• **Set task**: Copy these records line for line, with no changes.

(Spatial annotation entries)
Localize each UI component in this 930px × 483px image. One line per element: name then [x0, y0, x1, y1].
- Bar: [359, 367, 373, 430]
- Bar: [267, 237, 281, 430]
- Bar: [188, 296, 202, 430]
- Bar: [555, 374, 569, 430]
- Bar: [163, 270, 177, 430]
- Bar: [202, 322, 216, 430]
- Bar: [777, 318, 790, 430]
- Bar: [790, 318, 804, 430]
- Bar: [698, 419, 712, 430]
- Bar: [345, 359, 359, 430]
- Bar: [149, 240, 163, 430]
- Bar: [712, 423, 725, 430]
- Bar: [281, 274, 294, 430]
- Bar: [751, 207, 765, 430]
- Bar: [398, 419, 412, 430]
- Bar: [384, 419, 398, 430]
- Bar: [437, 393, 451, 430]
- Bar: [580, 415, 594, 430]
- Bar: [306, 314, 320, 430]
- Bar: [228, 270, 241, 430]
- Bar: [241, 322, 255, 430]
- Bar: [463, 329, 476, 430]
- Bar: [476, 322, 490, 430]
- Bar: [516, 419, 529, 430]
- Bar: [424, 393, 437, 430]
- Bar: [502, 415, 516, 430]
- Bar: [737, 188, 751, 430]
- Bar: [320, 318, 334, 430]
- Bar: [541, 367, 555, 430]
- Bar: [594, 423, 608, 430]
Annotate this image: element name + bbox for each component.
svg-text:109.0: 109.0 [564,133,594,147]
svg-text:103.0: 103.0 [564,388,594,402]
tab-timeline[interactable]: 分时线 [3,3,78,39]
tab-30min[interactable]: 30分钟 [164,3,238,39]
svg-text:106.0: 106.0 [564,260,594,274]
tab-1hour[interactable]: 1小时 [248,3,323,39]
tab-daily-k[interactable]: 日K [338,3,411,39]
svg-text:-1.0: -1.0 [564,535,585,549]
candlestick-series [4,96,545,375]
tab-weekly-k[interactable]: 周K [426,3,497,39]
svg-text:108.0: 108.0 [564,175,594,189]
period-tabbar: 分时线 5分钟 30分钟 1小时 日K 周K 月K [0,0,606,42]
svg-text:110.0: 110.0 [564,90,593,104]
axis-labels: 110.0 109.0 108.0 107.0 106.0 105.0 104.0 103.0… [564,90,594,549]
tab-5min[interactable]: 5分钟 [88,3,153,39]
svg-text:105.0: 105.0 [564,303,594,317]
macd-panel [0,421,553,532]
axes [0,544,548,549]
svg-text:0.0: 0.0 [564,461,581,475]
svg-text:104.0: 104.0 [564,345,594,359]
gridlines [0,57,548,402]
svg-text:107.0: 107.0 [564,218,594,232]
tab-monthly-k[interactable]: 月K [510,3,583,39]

• **Solution**:
Localize each UI component in this 930px × 483px image. One line per element: name then [x0, y0, x1, y1].
- Bar: [359, 367, 373, 430]
- Bar: [267, 237, 281, 430]
- Bar: [188, 296, 202, 430]
- Bar: [555, 374, 569, 430]
- Bar: [163, 270, 177, 430]
- Bar: [202, 322, 216, 430]
- Bar: [777, 318, 790, 430]
- Bar: [790, 318, 804, 430]
- Bar: [698, 419, 712, 430]
- Bar: [345, 359, 359, 430]
- Bar: [149, 240, 163, 430]
- Bar: [712, 423, 725, 430]
- Bar: [281, 274, 294, 430]
- Bar: [751, 207, 765, 430]
- Bar: [398, 419, 412, 430]
- Bar: [384, 419, 398, 430]
- Bar: [437, 393, 451, 430]
- Bar: [580, 415, 594, 430]
- Bar: [306, 314, 320, 430]
- Bar: [228, 270, 241, 430]
- Bar: [241, 322, 255, 430]
- Bar: [463, 329, 476, 430]
- Bar: [476, 322, 490, 430]
- Bar: [516, 419, 529, 430]
- Bar: [424, 393, 437, 430]
- Bar: [502, 415, 516, 430]
- Bar: [737, 188, 751, 430]
- Bar: [320, 318, 334, 430]
- Bar: [541, 367, 555, 430]
- Bar: [594, 423, 608, 430]
Annotate this image: element name + bbox for each component.
svg-text:109.0: 109.0 [564,133,594,147]
svg-text:103.0: 103.0 [564,388,594,402]
tab-timeline[interactable]: 分时线 [3,3,78,39]
tab-30min[interactable]: 30分钟 [164,3,238,39]
svg-text:106.0: 106.0 [564,260,594,274]
tab-1hour[interactable]: 1小时 [248,3,323,39]
tab-daily-k[interactable]: 日K [338,3,411,39]
svg-text:-1.0: -1.0 [564,535,585,549]
candlestick-series [4,96,545,375]
tab-weekly-k[interactable]: 周K [426,3,497,39]
svg-text:108.0: 108.0 [564,175,594,189]
period-tabbar: 分时线 5分钟 30分钟 1小时 日K 周K 月K [0,0,606,42]
svg-text:110.0: 110.0 [564,90,593,104]
axis-labels: 110.0 109.0 108.0 107.0 106.0 105.0 104.0 103.0… [564,90,594,549]
tab-5min[interactable]: 5分钟 [88,3,153,39]
svg-text:105.0: 105.0 [564,303,594,317]
macd-panel [0,421,553,532]
axes [0,544,548,549]
svg-text:0.0: 0.0 [564,461,581,475]
svg-text:104.0: 104.0 [564,345,594,359]
gridlines [0,57,548,402]
svg-text:107.0: 107.0 [564,218,594,232]
tab-monthly-k[interactable]: 月K [510,3,583,39]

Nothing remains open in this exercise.